GIVEN TASK
The records that follow are to be transcribed in full, without their images.

RECORDS SUPPLIED
## Start
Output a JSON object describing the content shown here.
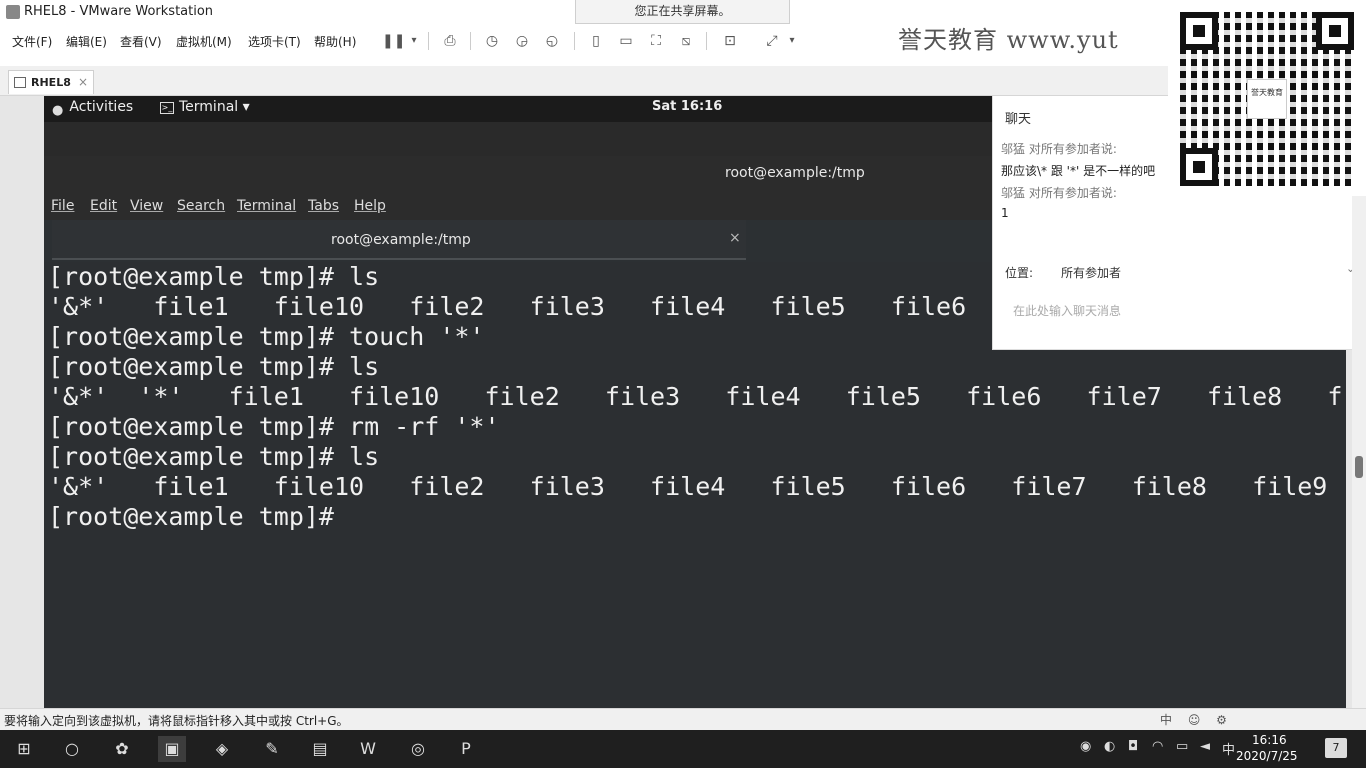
{
  "vmware": {
    "title": "RHEL8 - VMware Workstation",
    "share_banner": "您正在共享屏幕。",
    "menu": [
      "文件(F)",
      "编辑(E)",
      "查看(V)",
      "虚拟机(M)",
      "选项卡(T)",
      "帮助(H)"
    ],
    "brand": "誉天教育  www.yut",
    "tab_label": "RHEL8",
    "tab_close": "×",
    "status_text": "要将输入定向到该虚拟机，请将鼠标指针移入其中或按 Ctrl+G。",
    "status_ime": "中 ☺ ⚙"
  },
  "gnome": {
    "activities": "Activities",
    "terminal_menu": "Terminal ▾",
    "clock": "Sat 16:16"
  },
  "terminal": {
    "window_title": "root@example:/tmp",
    "menu": [
      "File",
      "Edit",
      "View",
      "Search",
      "Terminal",
      "Tabs",
      "Help"
    ],
    "tab_title": "root@example:/tmp",
    "tab_close": "×",
    "lines": [
      "[root@example tmp]# ls",
      "'&*'   file1   file10   file2   file3   file4   file5   file6",
      "[root@example tmp]# touch '*'",
      "[root@example tmp]# ls",
      "'&*'  '*'   file1   file10   file2   file3   file4   file5   file6   file7   file8   f",
      "[root@example tmp]# rm -rf '*'",
      "[root@example tmp]# ls",
      "'&*'   file1   file10   file2   file3   file4   file5   file6   file7   file8   file9",
      "[root@example tmp]#"
    ]
  },
  "chat": {
    "title": "聊天",
    "sender1": "邬猛 对所有参加者说:",
    "message1": "那应该\\* 跟 '*' 是不一样的吧",
    "sender2": "邬猛 对所有参加者说:",
    "message2": "1",
    "to_label": "位置:",
    "to_value": "所有参加者",
    "to_caret": "⌄",
    "input_placeholder": "在此处输入聊天消息"
  },
  "qr": {
    "logo_text": "誉天教育"
  },
  "taskbar": {
    "time": "16:16",
    "date": "2020/7/25",
    "ime": "中",
    "notifications": "7"
  }
}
## End
SOLUTION TO THE PROBLEM
Output a JSON object describing the content shown here.
{
  "vmware": {
    "title": "RHEL8 - VMware Workstation",
    "share_banner": "您正在共享屏幕。",
    "menu": [
      "文件(F)",
      "编辑(E)",
      "查看(V)",
      "虚拟机(M)",
      "选项卡(T)",
      "帮助(H)"
    ],
    "brand": "誉天教育  www.yut",
    "tab_label": "RHEL8",
    "tab_close": "×",
    "status_text": "要将输入定向到该虚拟机，请将鼠标指针移入其中或按 Ctrl+G。",
    "status_ime": "中 ☺ ⚙"
  },
  "gnome": {
    "activities": "Activities",
    "terminal_menu": "Terminal ▾",
    "clock": "Sat 16:16"
  },
  "terminal": {
    "window_title": "root@example:/tmp",
    "menu": [
      "File",
      "Edit",
      "View",
      "Search",
      "Terminal",
      "Tabs",
      "Help"
    ],
    "tab_title": "root@example:/tmp",
    "tab_close": "×",
    "lines": [
      "[root@example tmp]# ls",
      "'&*'   file1   file10   file2   file3   file4   file5   file6",
      "[root@example tmp]# touch '*'",
      "[root@example tmp]# ls",
      "'&*'  '*'   file1   file10   file2   file3   file4   file5   file6   file7   file8   f",
      "[root@example tmp]# rm -rf '*'",
      "[root@example tmp]# ls",
      "'&*'   file1   file10   file2   file3   file4   file5   file6   file7   file8   file9",
      "[root@example tmp]#"
    ]
  },
  "chat": {
    "title": "聊天",
    "sender1": "邬猛 对所有参加者说:",
    "message1": "那应该\\* 跟 '*' 是不一样的吧",
    "sender2": "邬猛 对所有参加者说:",
    "message2": "1",
    "to_label": "位置:",
    "to_value": "所有参加者",
    "to_caret": "⌄",
    "input_placeholder": "在此处输入聊天消息"
  },
  "qr": {
    "logo_text": "誉天教育"
  },
  "taskbar": {
    "time": "16:16",
    "date": "2020/7/25",
    "ime": "中",
    "notifications": "7"
  }
}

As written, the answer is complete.